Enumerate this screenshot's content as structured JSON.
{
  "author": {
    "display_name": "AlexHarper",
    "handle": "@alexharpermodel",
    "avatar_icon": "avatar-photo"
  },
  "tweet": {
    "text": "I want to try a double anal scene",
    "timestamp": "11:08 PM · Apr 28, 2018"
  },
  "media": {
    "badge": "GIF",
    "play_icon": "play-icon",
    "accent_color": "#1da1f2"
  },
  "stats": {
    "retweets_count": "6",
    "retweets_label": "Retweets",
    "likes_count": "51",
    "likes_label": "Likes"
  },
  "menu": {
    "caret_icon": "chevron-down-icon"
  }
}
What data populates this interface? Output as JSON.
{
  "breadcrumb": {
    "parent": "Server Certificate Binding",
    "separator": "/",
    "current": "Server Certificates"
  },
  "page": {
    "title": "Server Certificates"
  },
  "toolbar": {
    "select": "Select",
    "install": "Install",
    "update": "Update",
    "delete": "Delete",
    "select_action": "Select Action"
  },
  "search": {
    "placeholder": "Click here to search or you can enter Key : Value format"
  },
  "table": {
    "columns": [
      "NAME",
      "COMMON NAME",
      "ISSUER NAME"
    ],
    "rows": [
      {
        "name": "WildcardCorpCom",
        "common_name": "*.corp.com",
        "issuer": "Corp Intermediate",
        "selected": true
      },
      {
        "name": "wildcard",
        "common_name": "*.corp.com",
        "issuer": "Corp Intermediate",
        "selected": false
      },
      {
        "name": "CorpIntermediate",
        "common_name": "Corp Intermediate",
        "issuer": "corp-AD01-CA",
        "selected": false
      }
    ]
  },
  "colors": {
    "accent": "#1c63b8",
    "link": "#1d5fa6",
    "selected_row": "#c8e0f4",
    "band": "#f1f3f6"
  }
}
+--
#### [REQUEST]
Take the entries above and transcribe them in full.

#### [CORRECT OUTPUT]
Enumerate this screenshot's content as structured JSON.
{
  "author": {
    "display_name": "AlexHarper",
    "handle": "@alexharpermodel",
    "avatar_icon": "avatar-photo"
  },
  "tweet": {
    "text": "I want to try a double anal scene",
    "timestamp": "11:08 PM · Apr 28, 2018"
  },
  "media": {
    "badge": "GIF",
    "play_icon": "play-icon",
    "accent_color": "#1da1f2"
  },
  "stats": {
    "retweets_count": "6",
    "retweets_label": "Retweets",
    "likes_count": "51",
    "likes_label": "Likes"
  },
  "menu": {
    "caret_icon": "chevron-down-icon"
  }
}
What data populates this interface? Output as JSON.
{
  "breadcrumb": {
    "parent": "Server Certificate Binding",
    "separator": "/",
    "current": "Server Certificates"
  },
  "page": {
    "title": "Server Certificates"
  },
  "toolbar": {
    "select": "Select",
    "install": "Install",
    "update": "Update",
    "delete": "Delete",
    "select_action": "Select Action"
  },
  "search": {
    "placeholder": "Click here to search or you can enter Key : Value format"
  },
  "table": {
    "columns": [
      "NAME",
      "COMMON NAME",
      "ISSUER NAME"
    ],
    "rows": [
      {
        "name": "WildcardCorpCom",
        "common_name": "*.corp.com",
        "issuer": "Corp Intermediate",
        "selected": true
      },
      {
        "name": "wildcard",
        "common_name": "*.corp.com",
        "issuer": "Corp Intermediate",
        "selected": false
      },
      {
        "name": "CorpIntermediate",
        "common_name": "Corp Intermediate",
        "issuer": "corp-AD01-CA",
        "selected": false
      }
    ]
  },
  "colors": {
    "accent": "#1c63b8",
    "link": "#1d5fa6",
    "selected_row": "#c8e0f4",
    "band": "#f1f3f6"
  }
}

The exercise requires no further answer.